__What to produce__
Retype the records below exactly as they appear, but leave out any pictures.

** Begin Records for this task **

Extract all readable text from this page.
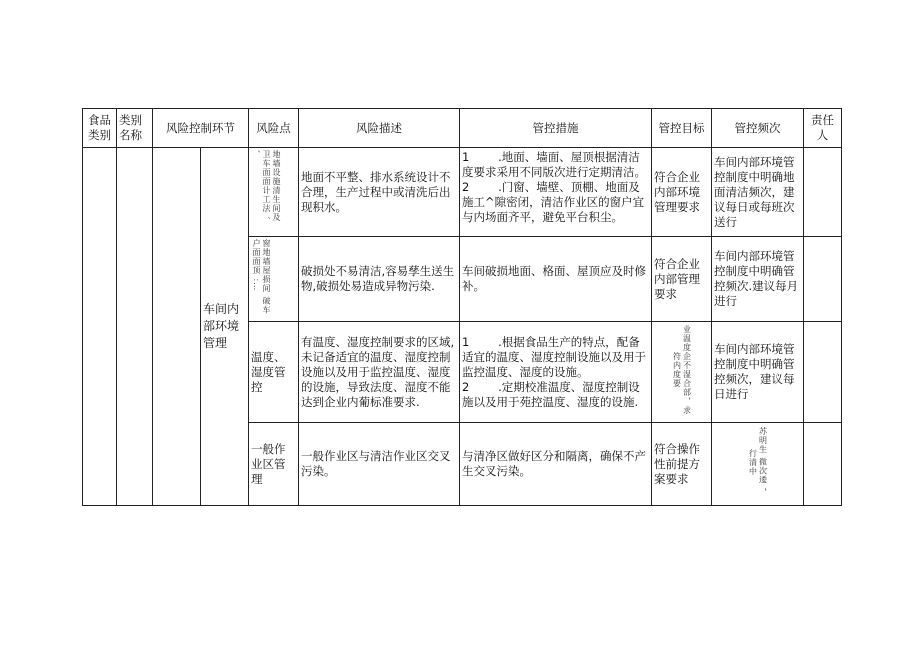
食品类别	类别名称	风险控制环节		风险点	风险描述	管控措施	管控目标	管控频次	责任人
			车间内部环境管理	地墙设施清生间及卫车面面计工法 、 、	地面不平整、排水系统设计不合理，生产过程中或清洗后出现积水。	1    .地面、墙面、屋顶根据清洁度要求采用不同版次进行定期清洁。
2    .门窗、墙壁、顶棚、地面及施工^隙密闭，清洁作业区的窗户宜与内场面齐平，避免平台积尘。	符合企业内部环境管理要求	车间内部环境管控制度中明确地面清洁频次，建议每日或每班次送行	
				窗地墙屋损间 破车户面面顶 :…	破损处不易清洁,容易孳生送生物,破损处易造成异物污染.	车间破损地面、格面、屋顶应及时修补。	符合企业内部管理要求	车间内部环境管控制度中明确管控频次.建议每月进行	
				温度、湿度管控	有温度、湿度控制要求的区域,未记备适宜的温度、湿度控制设施以及用于监控温度、湿度的设施，导致法度、湿度不能达到企业内葡标准要求.	1    .根据食品生产的特点，配备适宜的温度、湿度控制设施以及用于监控温度、湿度的设施。
2    .定期校准温度、湿度控制设施以及用于苑控温度、湿度的设施.	业温度企不湿合部，求符内度要	车间内部环境管控制度中明确管控频次，建议每日进行	
				一般作业区管理	一般作业区与清洁作业区交叉污染。	与清净区做好区分和隔离，确保不产生交叉污染。	符合操作性前提方案要求	苏明生 微次逶 ，行清中	
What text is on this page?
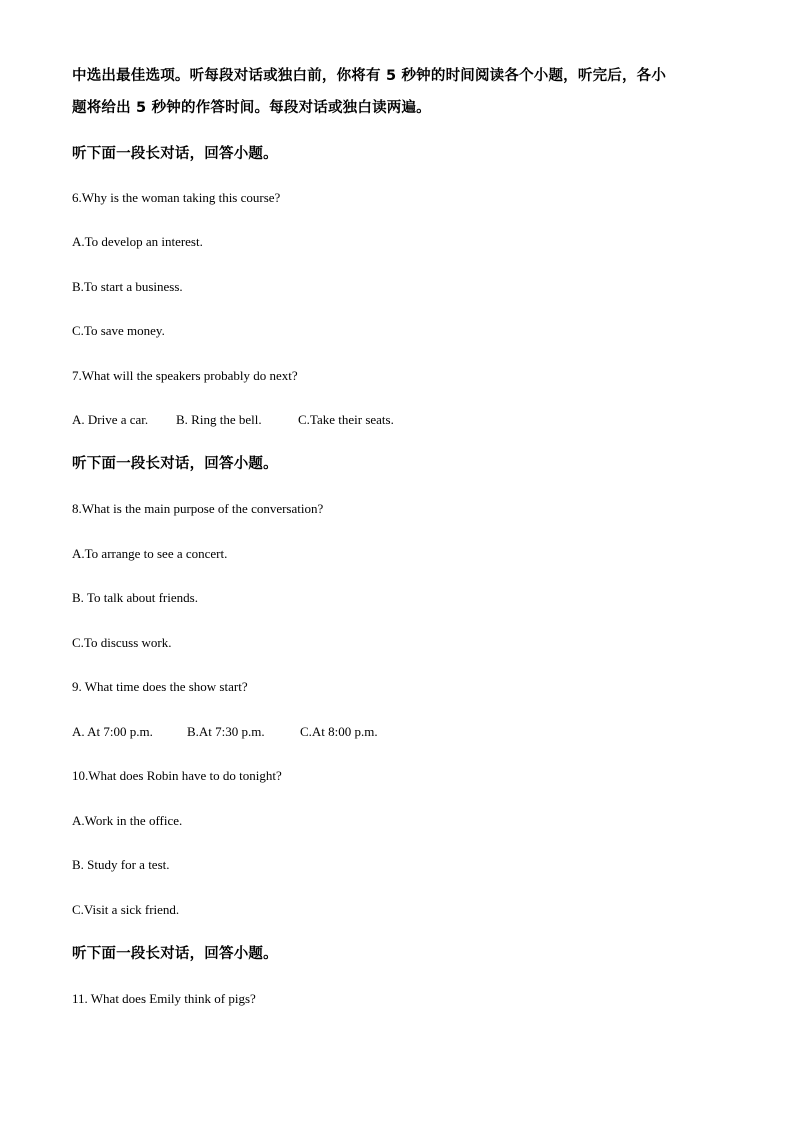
中选出最佳选项。听每段对话或独白前，你将有 5 秒钟的时间阅读各个小题，听完后，各小
题将给出 5 秒钟的作答时间。每段对话或独白读两遍。
听下面一段长对话，回答小题。
6.Why is the woman taking this course?
A.To develop an interest.
B.To start a business.
C.To save money.
7.What will the speakers probably do next?
A. Drive a car. B. Ring the bell.	C.Take their seats.
听下面一段长对话，回答小题。
8.What is the main purpose of the conversation?
A.To arrange to see a concert.
B. To talk about friends.
C.To discuss work.
9. What time does the show start?
A. At 7:00 p.m.	B.At 7:30 p.m.	C.At 8:00 p.m.
10.What does Robin have to do tonight?
A.Work in the office.
B. Study for a test.
C.Visit a sick friend.
听下面一段长对话，回答小题。
11. What does Emily think of pigs?
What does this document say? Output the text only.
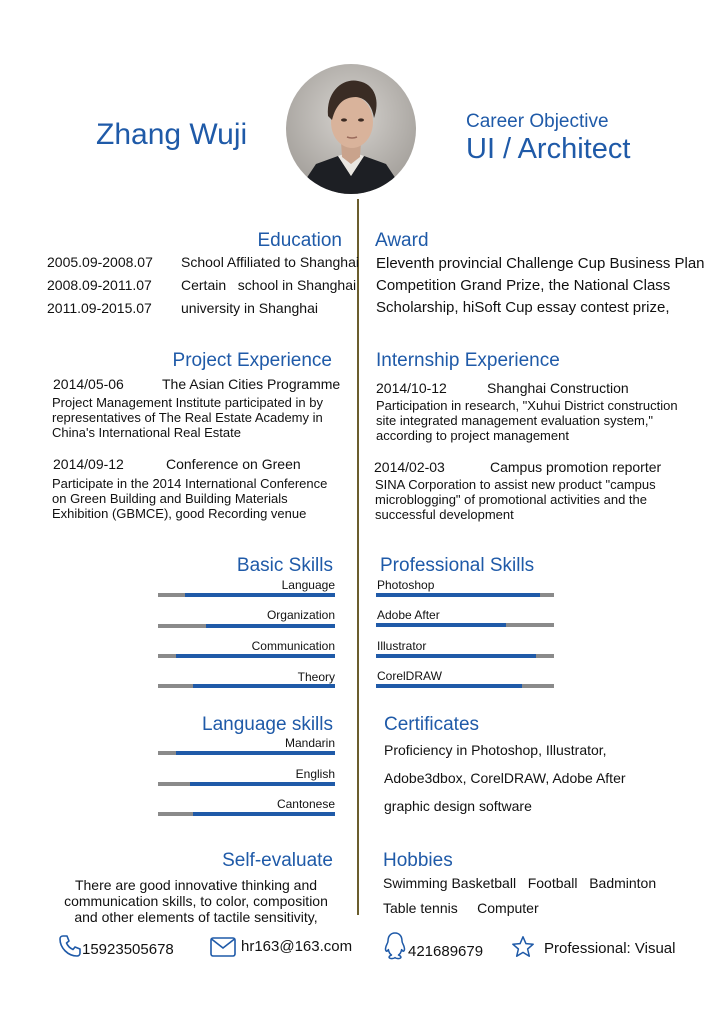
Zhang Wuji	Career Objective
UI / Architect
Education
2005.09-2008.07 School Affiliated to Shanghai
2008.09-2011.07 Certain   school in Shanghai
2011.09-2015.07 university in Shanghai
Award
Eleventh provincial Challenge Cup Business Plan
Competition Grand Prize, the National Class
Scholarship, hiSoft Cup essay contest prize,
Project Experience
2014/05-06	The Asian Cities Programme
Project Management Institute participated in by
representatives of The Real Estate Academy in
China's International Real Estate
2014/09-12	Conference on Green
Participate in the 2014 International Conference
on Green Building and Building Materials
Exhibition (GBMCE), good Recording venue
Internship Experience
2014/10-12	Shanghai Construction
Participation in research, "Xuhui District construction
site integrated management evaluation system,"
according to project management
2014/02-03	Campus promotion reporter
SINA Corporation to assist new product "campus
microblogging" of promotional activities and the
successful development
Basic Skills
Language
Organization
Communication
Theory
Professional Skills
Photoshop
Adobe After
Illustrator
CorelDRAW
Language skills
Mandarin
English
Cantonese
Certificates
Proficiency in Photoshop, Illustrator,
Adobe3dbox, CorelDRAW, Adobe After
graphic design software
Self-evaluate
There are good innovative thinking and
communication skills, to color, composition
and other elements of tactile sensitivity,
Hobbies
Swimming Basketball   Football   Badminton
Table tennis     Computer
15923505678	hr163@163.com	421689679	Professional: Visual
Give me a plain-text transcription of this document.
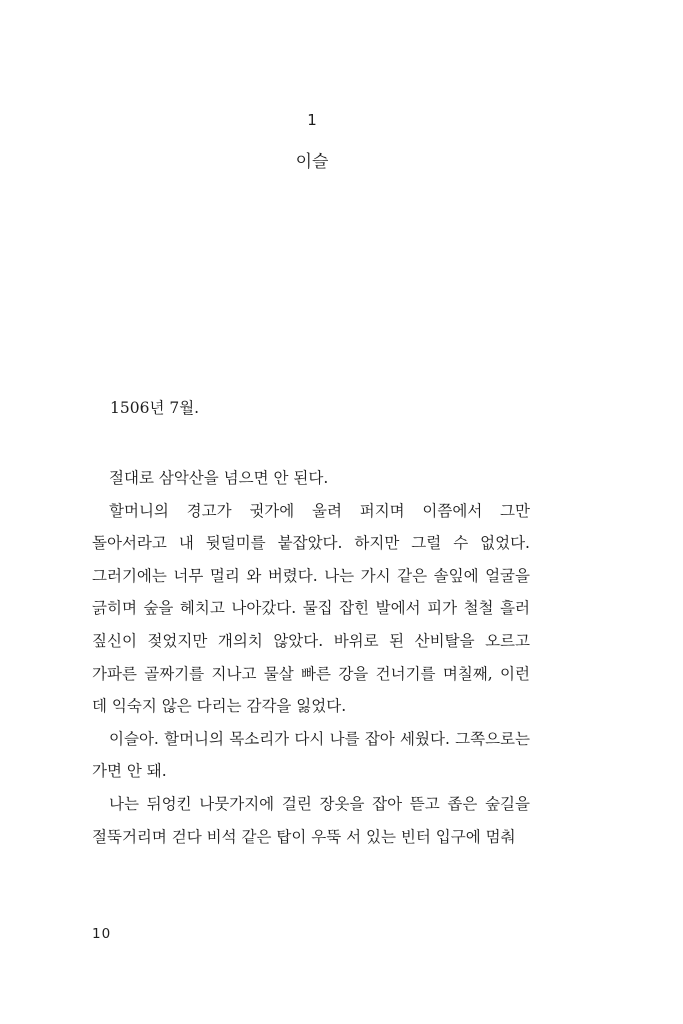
1
이슬
1506년 7월.

절대로 삼악산을 넘으면 안 된다.

할머니의 경고가 귓가에 울려 퍼지며 이쯤에서 그만 돌아서라고 내 뒷덜미를 붙잡았다. 하지만 그럴 수 없었다. 그러기에는 너무 멀리 와 버렸다. 나는 가시 같은 솔잎에 얼굴을 긁히며 숲을 헤치고 나아갔다. 물집 잡힌 발에서 피가 철철 흘러 짚신이 젖었지만 개의치 않았다. 바위로 된 산비탈을 오르고 가파른 골짜기를 지나고 물살 빠른 강을 건너기를 며칠째, 이런 데 익숙지 않은 다리는 감각을 잃었다.

이슬아. 할머니의 목소리가 다시 나를 잡아 세웠다. 그쪽으로는 가면 안 돼.

나는 뒤엉킨 나뭇가지에 걸린 장옷을 잡아 뜯고 좁은 숲길을 절뚝거리며 걷다 비석 같은 탑이 우뚝 서 있는 빈터 입구에 멈춰

10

** End Records for this task **

__Written response__
Extract all readable text from this page.
食品类别	类别名称	风险控制环节		风险点	风险描述	管控措施	管控目标	管控频次	责任人
			车间内部环境管理	地墙设施清生间及卫车面面计工法 、 、	地面不平整、排水系统设计不合理，生产过程中或清洗后出现积水。	1    .地面、墙面、屋顶根据清洁度要求采用不同版次进行定期清洁。
2    .门窗、墙壁、顶棚、地面及施工^隙密闭，清洁作业区的窗户宜与内场面齐平，避免平台积尘。	符合企业内部环境管理要求	车间内部环境管控制度中明确地面清洁频次，建议每日或每班次送行	
				窗地墙屋损间 破车户面面顶 :…	破损处不易清洁,容易孳生送生物,破损处易造成异物污染.	车间破损地面、格面、屋顶应及时修补。	符合企业内部管理要求	车间内部环境管控制度中明确管控频次.建议每月进行	
				温度、湿度管控	有温度、湿度控制要求的区域,未记备适宜的温度、湿度控制设施以及用于监控温度、湿度的设施，导致法度、湿度不能达到企业内葡标准要求.	1    .根据食品生产的特点，配备适宜的温度、湿度控制设施以及用于监控温度、湿度的设施。
2    .定期校准温度、湿度控制设施以及用于苑控温度、湿度的设施.	业温度企不湿合部，求符内度要	车间内部环境管控制度中明确管控频次，建议每日进行	
				一般作业区管理	一般作业区与清洁作业区交叉污染。	与清净区做好区分和隔离，确保不产生交叉污染。	符合操作性前提方案要求	苏明生 微次逶 ，行清中	
What text is on this page?
中选出最佳选项。听每段对话或独白前，你将有 5 秒钟的时间阅读各个小题，听完后，各小
题将给出 5 秒钟的作答时间。每段对话或独白读两遍。
听下面一段长对话，回答小题。
6.Why is the woman taking this course?
A.To develop an interest.
B.To start a business.
C.To save money.
7.What will the speakers probably do next?
A. Drive a car. B. Ring the bell.	C.Take their seats.
听下面一段长对话，回答小题。
8.What is the main purpose of the conversation?
A.To arrange to see a concert.
B. To talk about friends.
C.To discuss work.
9. What time does the show start?
A. At 7:00 p.m.	B.At 7:30 p.m.	C.At 8:00 p.m.
10.What does Robin have to do tonight?
A.Work in the office.
B. Study for a test.
C.Visit a sick friend.
听下面一段长对话，回答小题。
11. What does Emily think of pigs?
What does this document say? Output the text only.
Zhang Wuji	Career Objective
UI / Architect
Education
2005.09-2008.07 School Affiliated to Shanghai
2008.09-2011.07 Certain   school in Shanghai
2011.09-2015.07 university in Shanghai
Award
Eleventh provincial Challenge Cup Business Plan
Competition Grand Prize, the National Class
Scholarship, hiSoft Cup essay contest prize,
Project Experience
2014/05-06	The Asian Cities Programme
Project Management Institute participated in by
representatives of The Real Estate Academy in
China's International Real Estate
2014/09-12	Conference on Green
Participate in the 2014 International Conference
on Green Building and Building Materials
Exhibition (GBMCE), good Recording venue
Internship Experience
2014/10-12	Shanghai Construction
Participation in research, "Xuhui District construction
site integrated management evaluation system,"
according to project management
2014/02-03	Campus promotion reporter
SINA Corporation to assist new product "campus
microblogging" of promotional activities and the
successful development
Basic Skills
Language
Organization
Communication
Theory
Professional Skills
Photoshop
Adobe After
Illustrator
CorelDRAW
Language skills
Mandarin
English
Cantonese
Certificates
Proficiency in Photoshop, Illustrator,
Adobe3dbox, CorelDRAW, Adobe After
graphic design software
Self-evaluate
There are good innovative thinking and
communication skills, to color, composition
and other elements of tactile sensitivity,
Hobbies
Swimming Basketball   Football   Badminton
Table tennis     Computer
15923505678	hr163@163.com	421689679	Professional: Visual
Give me a plain-text transcription of this document.
1
이슬
1506년 7월.

절대로 삼악산을 넘으면 안 된다.

할머니의 경고가 귓가에 울려 퍼지며 이쯤에서 그만 돌아서라고 내 뒷덜미를 붙잡았다. 하지만 그럴 수 없었다. 그러기에는 너무 멀리 와 버렸다. 나는 가시 같은 솔잎에 얼굴을 긁히며 숲을 헤치고 나아갔다. 물집 잡힌 발에서 피가 철철 흘러 짚신이 젖었지만 개의치 않았다. 바위로 된 산비탈을 오르고 가파른 골짜기를 지나고 물살 빠른 강을 건너기를 며칠째, 이런 데 익숙지 않은 다리는 감각을 잃었다.

이슬아. 할머니의 목소리가 다시 나를 잡아 세웠다. 그쪽으로는 가면 안 돼.

나는 뒤엉킨 나뭇가지에 걸린 장옷을 잡아 뜯고 좁은 숲길을 절뚝거리며 걷다 비석 같은 탑이 우뚝 서 있는 빈터 입구에 멈춰

10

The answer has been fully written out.